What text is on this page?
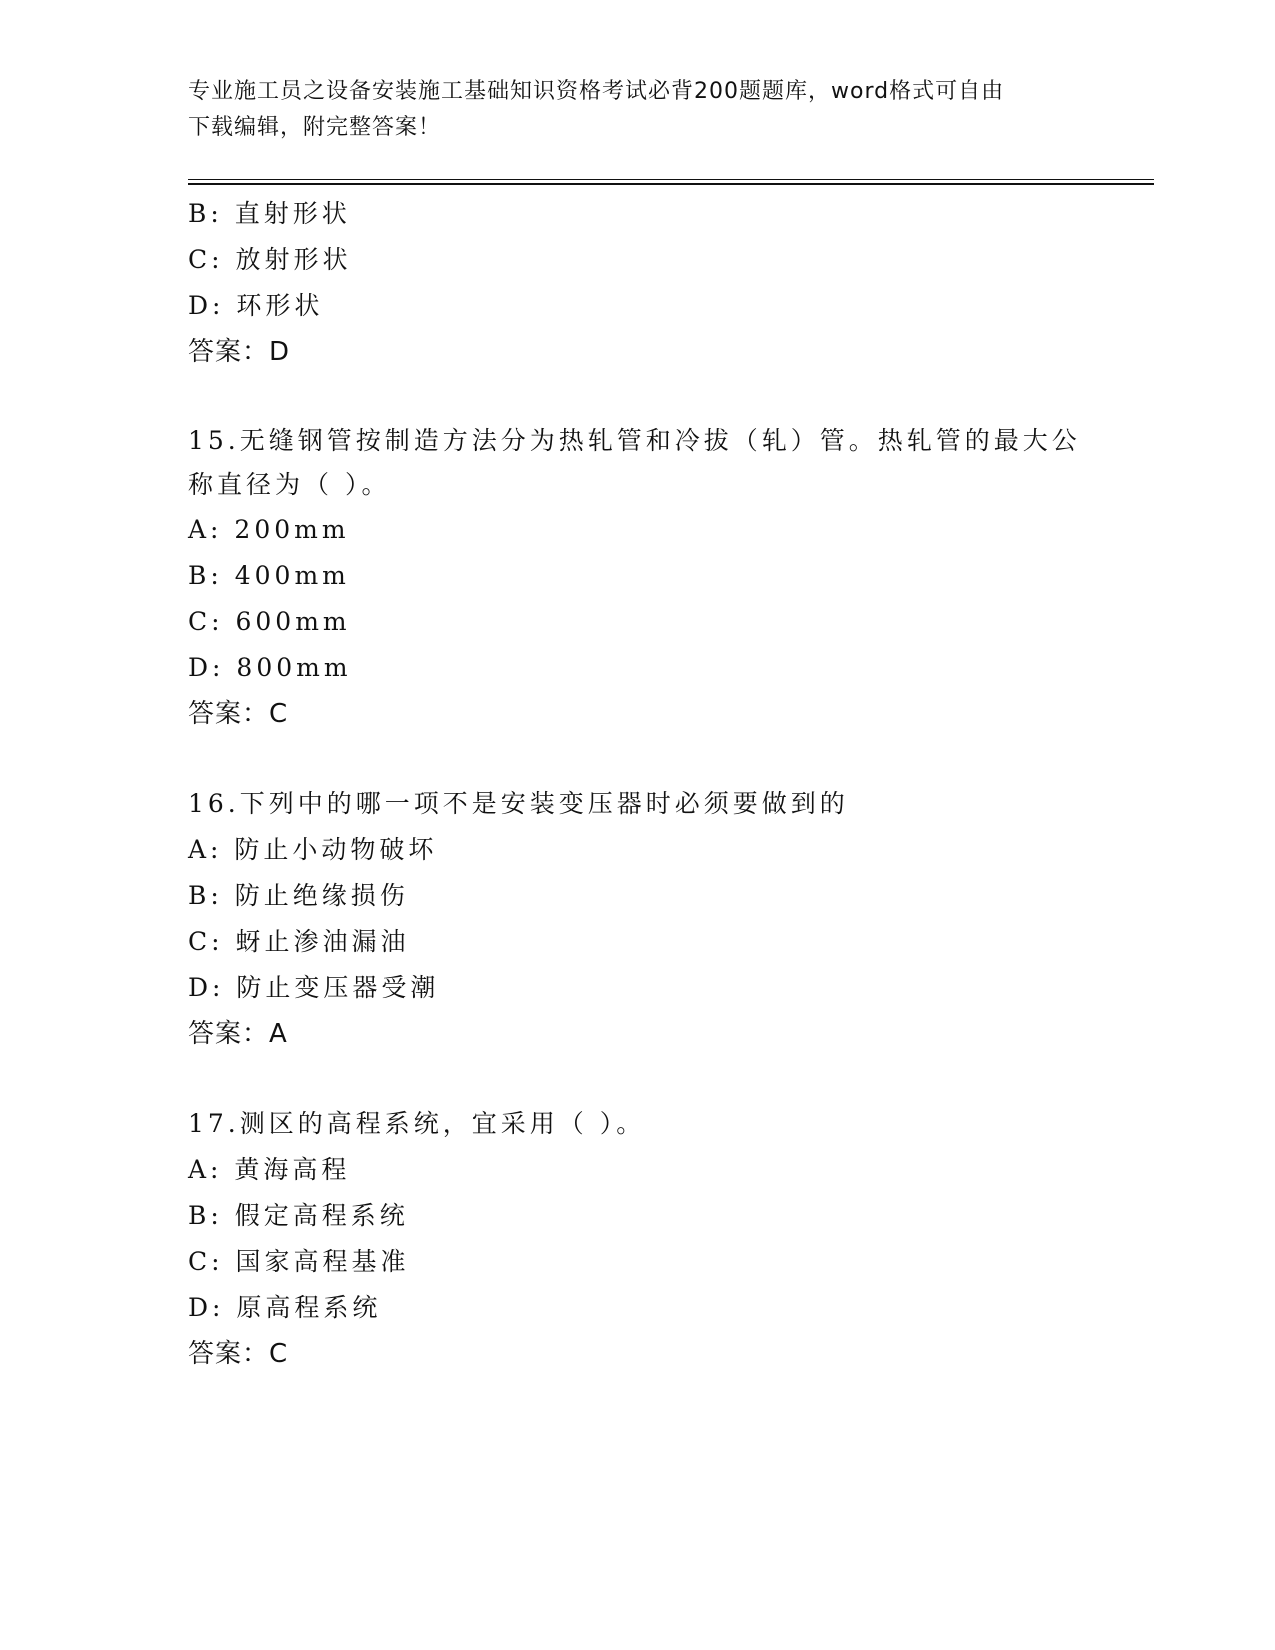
专业施工员之设备安装施工基础知识资格考试必背200题题库，word格式可自由
下载编辑，附完整答案！
B: 直射形状
C: 放射形状
D: 环形状
答案：D
15.无缝钢管按制造方法分为热轧管和冷拔（轧）管。热轧管的最大公
称直径为（ ）。
A: 200mm
B: 400mm
C: 600mm
D: 800mm
答案：C
16.下列中的哪一项不是安装变压器时必须要做到的
A: 防止小动物破坏
B: 防止绝缘损伤
C: 蚜止渗油漏油
D: 防止变压器受潮
答案：A
17.测区的高程系统，宜采用（ ）。
A: 黄海高程
B: 假定高程系统
C: 国家高程基准
D: 原高程系统
答案：C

┄┄┄┄┄┄┄┄┄┄┄┄┄┄┄┄┄┄┄┄

** THE TASK **
Copy out the records above in full, exactly as written, but not the pictures.

** SOLUTION **
What text is on this page?
专业施工员之设备安装施工基础知识资格考试必背200题题库，word格式可自由
下载编辑，附完整答案！
B: 直射形状
C: 放射形状
D: 环形状
答案：D
15.无缝钢管按制造方法分为热轧管和冷拔（轧）管。热轧管的最大公
称直径为（ ）。
A: 200mm
B: 400mm
C: 600mm
D: 800mm
答案：C
16.下列中的哪一项不是安装变压器时必须要做到的
A: 防止小动物破坏
B: 防止绝缘损伤
C: 蚜止渗油漏油
D: 防止变压器受潮
答案：A
17.测区的高程系统，宜采用（ ）。
A: 黄海高程
B: 假定高程系统
C: 国家高程基准
D: 原高程系统
答案：C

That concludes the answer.